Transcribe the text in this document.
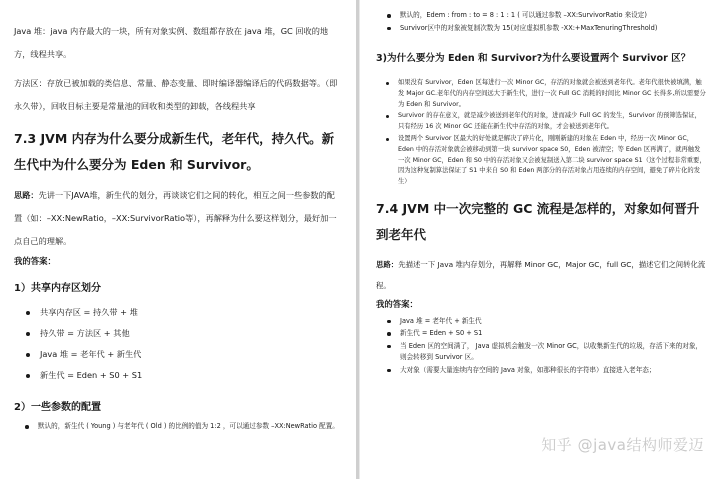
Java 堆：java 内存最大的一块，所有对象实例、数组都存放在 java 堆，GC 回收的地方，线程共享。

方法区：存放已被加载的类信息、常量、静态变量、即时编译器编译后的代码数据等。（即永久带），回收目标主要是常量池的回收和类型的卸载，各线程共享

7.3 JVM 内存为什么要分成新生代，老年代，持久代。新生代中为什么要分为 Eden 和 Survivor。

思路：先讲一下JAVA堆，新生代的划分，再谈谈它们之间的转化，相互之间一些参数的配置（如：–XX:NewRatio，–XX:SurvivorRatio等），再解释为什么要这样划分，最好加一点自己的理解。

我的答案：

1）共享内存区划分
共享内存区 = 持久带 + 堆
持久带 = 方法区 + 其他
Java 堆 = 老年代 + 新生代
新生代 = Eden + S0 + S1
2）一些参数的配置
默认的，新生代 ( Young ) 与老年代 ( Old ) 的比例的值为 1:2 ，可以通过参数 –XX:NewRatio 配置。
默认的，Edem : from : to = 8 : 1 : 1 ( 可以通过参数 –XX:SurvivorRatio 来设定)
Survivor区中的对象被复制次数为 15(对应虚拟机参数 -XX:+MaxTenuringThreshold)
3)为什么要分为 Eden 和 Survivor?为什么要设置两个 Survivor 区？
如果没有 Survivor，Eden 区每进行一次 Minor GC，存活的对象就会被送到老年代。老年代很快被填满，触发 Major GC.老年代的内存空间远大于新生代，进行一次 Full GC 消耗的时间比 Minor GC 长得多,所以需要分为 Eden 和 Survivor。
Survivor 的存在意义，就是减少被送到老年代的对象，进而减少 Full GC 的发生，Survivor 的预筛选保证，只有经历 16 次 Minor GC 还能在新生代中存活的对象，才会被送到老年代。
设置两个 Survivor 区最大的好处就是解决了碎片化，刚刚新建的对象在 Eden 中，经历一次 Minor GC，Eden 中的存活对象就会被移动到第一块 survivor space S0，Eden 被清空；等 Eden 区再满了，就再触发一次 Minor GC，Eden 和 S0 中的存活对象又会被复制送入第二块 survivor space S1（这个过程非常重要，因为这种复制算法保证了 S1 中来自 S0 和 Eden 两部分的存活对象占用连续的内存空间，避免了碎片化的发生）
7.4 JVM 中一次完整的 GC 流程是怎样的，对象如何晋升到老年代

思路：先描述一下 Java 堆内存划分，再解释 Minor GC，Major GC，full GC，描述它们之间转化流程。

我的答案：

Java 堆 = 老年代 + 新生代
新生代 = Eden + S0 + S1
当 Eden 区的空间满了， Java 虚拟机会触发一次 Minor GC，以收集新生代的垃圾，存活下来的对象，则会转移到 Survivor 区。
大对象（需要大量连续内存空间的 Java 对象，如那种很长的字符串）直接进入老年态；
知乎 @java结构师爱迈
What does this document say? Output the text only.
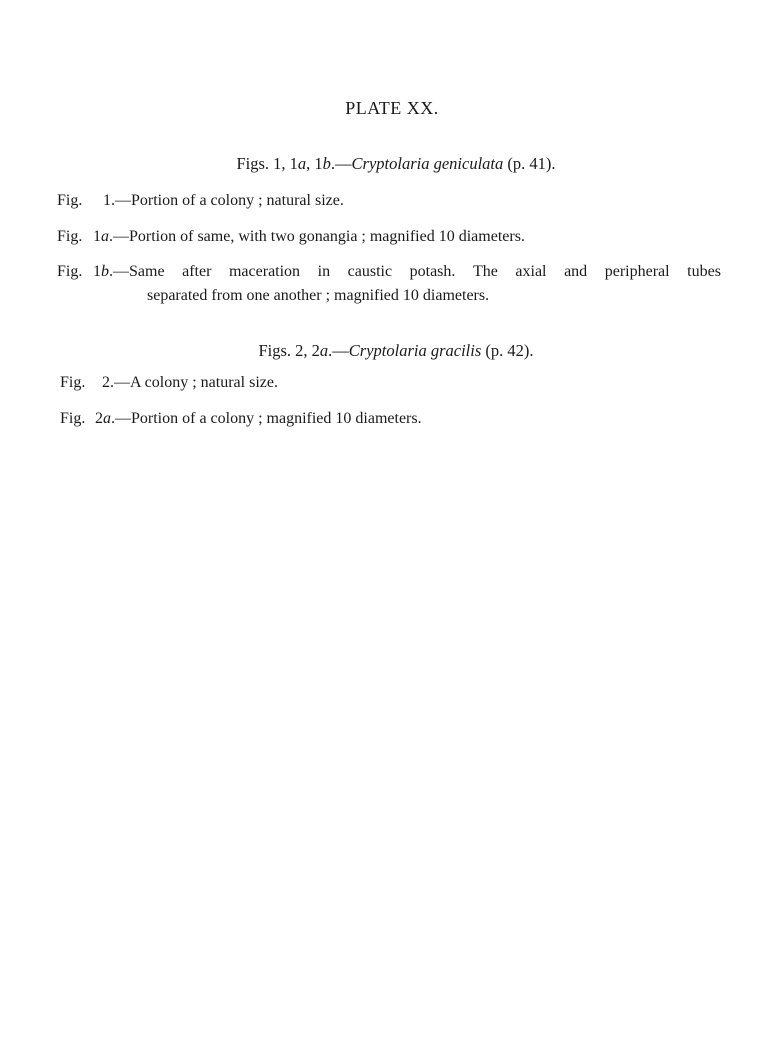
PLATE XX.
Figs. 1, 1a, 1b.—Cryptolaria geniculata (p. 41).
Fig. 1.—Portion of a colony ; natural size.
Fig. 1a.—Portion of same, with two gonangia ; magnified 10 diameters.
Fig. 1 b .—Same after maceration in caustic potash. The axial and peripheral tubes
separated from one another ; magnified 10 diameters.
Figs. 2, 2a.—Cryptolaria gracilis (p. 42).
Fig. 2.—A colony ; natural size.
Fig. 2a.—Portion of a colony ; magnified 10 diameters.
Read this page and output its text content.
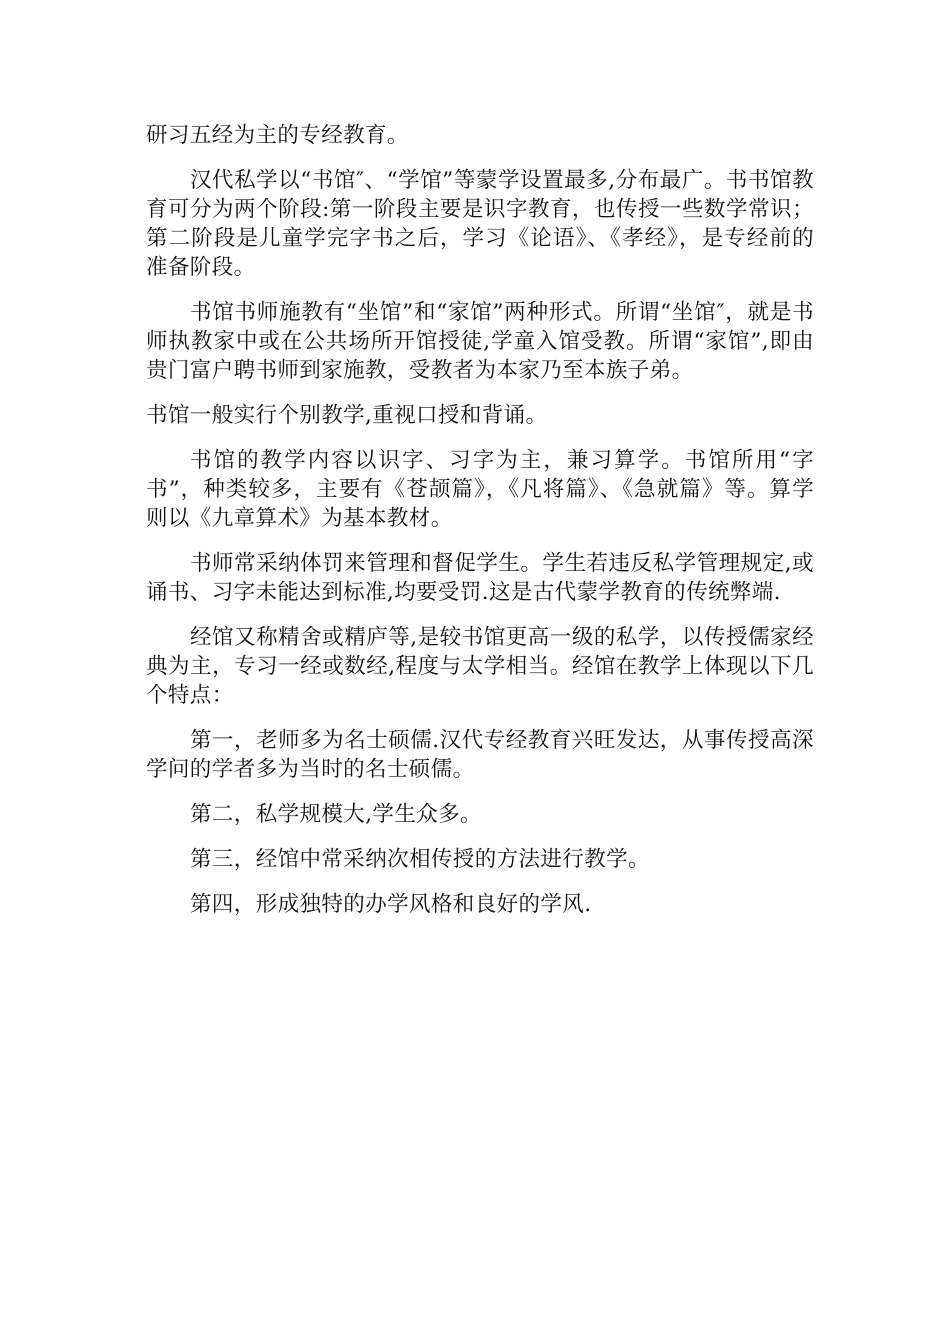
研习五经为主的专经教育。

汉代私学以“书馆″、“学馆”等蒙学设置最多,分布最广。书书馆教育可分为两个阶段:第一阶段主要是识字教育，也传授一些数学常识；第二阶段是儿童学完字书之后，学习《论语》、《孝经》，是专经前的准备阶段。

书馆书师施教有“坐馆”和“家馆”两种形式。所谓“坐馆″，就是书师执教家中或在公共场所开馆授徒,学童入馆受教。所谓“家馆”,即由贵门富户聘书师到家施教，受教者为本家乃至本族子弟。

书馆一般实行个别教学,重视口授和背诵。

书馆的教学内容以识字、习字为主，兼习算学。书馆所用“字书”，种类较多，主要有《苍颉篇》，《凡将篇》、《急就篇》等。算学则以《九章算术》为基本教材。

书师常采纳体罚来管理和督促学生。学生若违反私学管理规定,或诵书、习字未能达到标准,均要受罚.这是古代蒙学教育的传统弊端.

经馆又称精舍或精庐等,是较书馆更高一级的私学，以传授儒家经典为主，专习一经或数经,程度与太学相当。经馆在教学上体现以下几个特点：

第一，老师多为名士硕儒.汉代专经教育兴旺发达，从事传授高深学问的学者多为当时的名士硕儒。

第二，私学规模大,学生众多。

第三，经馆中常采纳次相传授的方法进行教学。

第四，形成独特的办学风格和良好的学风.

---

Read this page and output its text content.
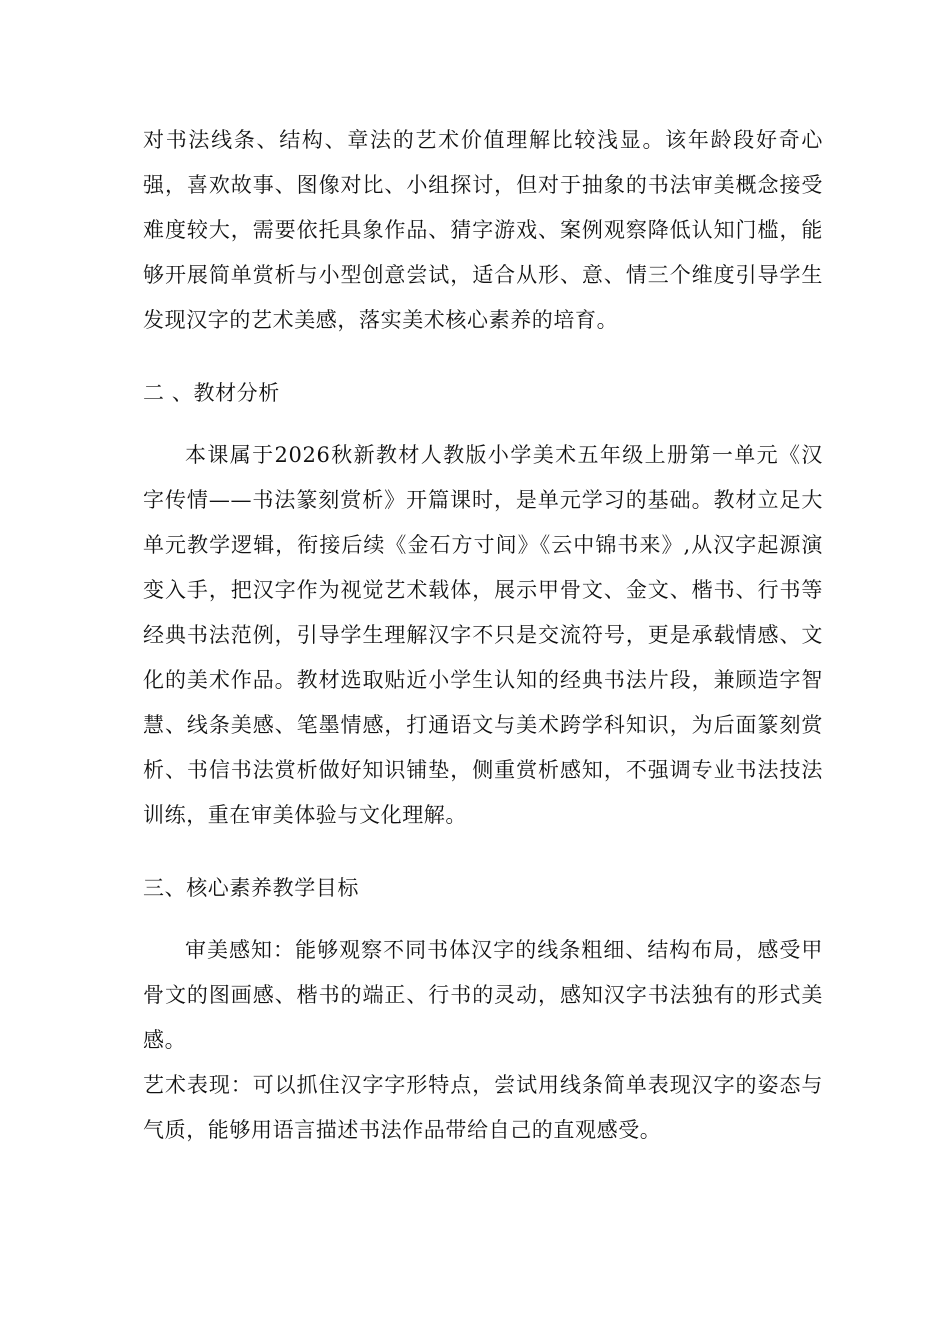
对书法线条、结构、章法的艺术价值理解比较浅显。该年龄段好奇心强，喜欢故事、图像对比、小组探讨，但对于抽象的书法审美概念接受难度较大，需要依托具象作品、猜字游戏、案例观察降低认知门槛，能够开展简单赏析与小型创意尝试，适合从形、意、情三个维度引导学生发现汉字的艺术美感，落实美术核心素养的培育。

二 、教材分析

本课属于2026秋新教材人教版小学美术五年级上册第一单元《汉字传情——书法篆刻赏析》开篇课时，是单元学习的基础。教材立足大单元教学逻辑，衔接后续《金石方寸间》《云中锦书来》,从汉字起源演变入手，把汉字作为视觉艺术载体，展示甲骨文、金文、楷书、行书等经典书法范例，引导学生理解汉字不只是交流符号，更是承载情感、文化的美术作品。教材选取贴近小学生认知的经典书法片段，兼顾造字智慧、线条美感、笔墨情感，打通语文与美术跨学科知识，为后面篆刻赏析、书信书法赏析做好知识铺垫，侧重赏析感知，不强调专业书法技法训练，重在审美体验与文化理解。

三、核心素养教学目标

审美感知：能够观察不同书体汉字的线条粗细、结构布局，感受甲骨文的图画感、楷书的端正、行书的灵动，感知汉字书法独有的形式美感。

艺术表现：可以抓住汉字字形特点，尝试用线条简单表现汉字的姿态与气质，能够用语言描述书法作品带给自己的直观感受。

* * *

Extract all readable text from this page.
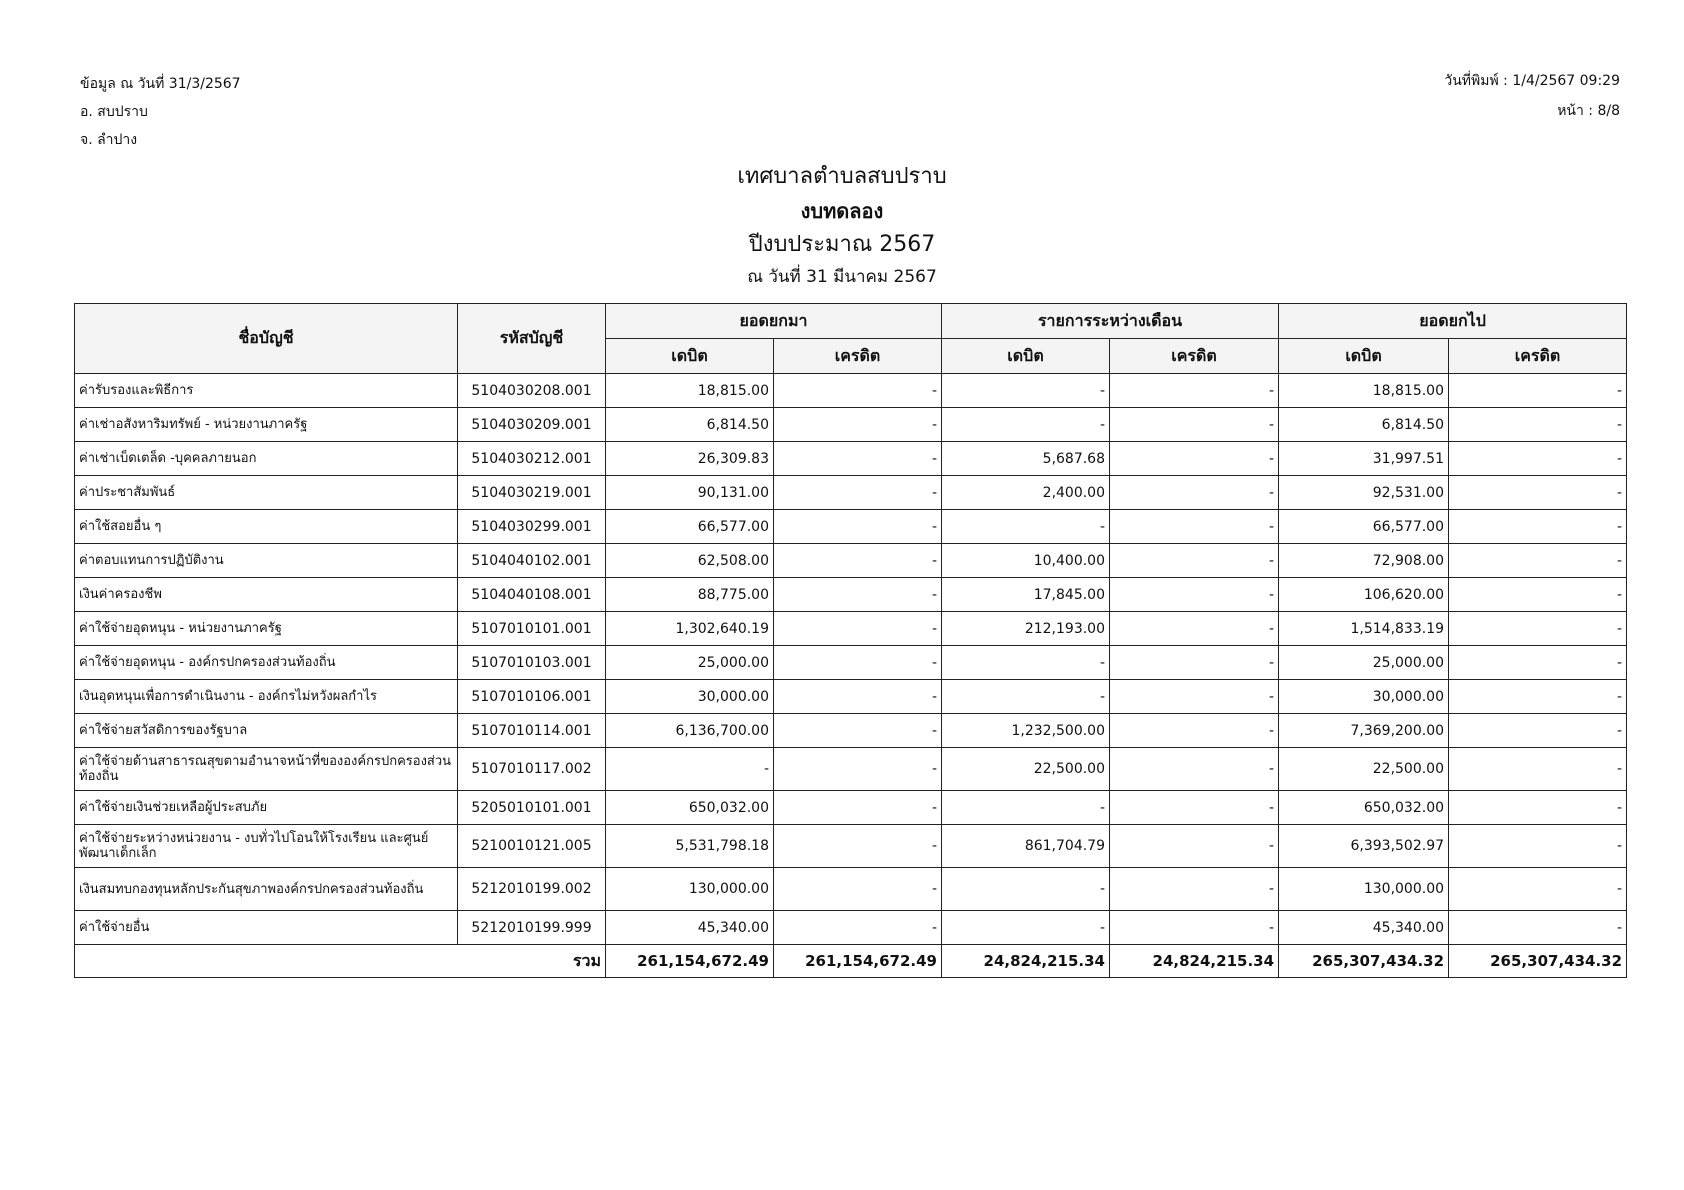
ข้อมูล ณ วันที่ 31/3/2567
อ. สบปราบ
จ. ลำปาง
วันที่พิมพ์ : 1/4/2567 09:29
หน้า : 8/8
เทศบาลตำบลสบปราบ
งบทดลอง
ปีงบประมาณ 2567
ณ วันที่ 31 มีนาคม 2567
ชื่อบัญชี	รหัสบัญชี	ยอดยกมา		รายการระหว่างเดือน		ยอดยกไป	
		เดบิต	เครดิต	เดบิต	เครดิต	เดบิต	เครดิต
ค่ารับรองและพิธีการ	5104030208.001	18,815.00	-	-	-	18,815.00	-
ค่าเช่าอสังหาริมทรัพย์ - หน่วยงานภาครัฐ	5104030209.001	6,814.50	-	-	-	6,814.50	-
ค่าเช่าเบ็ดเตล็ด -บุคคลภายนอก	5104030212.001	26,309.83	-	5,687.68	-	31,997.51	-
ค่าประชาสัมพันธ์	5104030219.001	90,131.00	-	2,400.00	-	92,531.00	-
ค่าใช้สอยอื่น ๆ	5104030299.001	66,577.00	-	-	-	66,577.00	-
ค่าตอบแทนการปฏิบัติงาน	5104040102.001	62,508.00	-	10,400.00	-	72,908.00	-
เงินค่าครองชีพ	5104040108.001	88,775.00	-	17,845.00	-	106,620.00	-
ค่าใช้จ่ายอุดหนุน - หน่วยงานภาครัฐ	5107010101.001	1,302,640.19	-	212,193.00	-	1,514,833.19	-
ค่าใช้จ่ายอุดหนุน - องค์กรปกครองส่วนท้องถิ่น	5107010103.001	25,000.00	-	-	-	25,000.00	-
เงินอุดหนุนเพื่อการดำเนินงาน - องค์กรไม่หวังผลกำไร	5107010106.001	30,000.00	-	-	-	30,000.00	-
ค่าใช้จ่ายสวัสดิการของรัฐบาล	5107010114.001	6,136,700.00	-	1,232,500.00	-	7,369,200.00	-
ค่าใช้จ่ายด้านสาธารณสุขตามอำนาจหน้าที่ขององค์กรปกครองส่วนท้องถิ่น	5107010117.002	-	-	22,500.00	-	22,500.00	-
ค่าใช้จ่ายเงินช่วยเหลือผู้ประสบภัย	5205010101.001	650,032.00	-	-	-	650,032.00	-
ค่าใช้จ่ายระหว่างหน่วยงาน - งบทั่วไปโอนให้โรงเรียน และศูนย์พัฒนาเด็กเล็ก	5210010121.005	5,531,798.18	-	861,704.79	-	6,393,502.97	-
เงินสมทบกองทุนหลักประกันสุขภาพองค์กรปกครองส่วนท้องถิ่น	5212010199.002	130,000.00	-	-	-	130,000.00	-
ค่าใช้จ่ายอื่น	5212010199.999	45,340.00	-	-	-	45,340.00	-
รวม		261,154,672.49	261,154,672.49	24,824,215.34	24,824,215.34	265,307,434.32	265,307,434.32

# Task
Identify the lines in the entries above that contain "Portion", then copy them out.

# Answer to the exercise
Fig. 1.—Portion of a colony ; natural size.
Fig. 1a.—Portion of same, with two gonangia ; magnified 10 diameters.
Fig. 2a.—Portion of a colony ; magnified 10 diameters.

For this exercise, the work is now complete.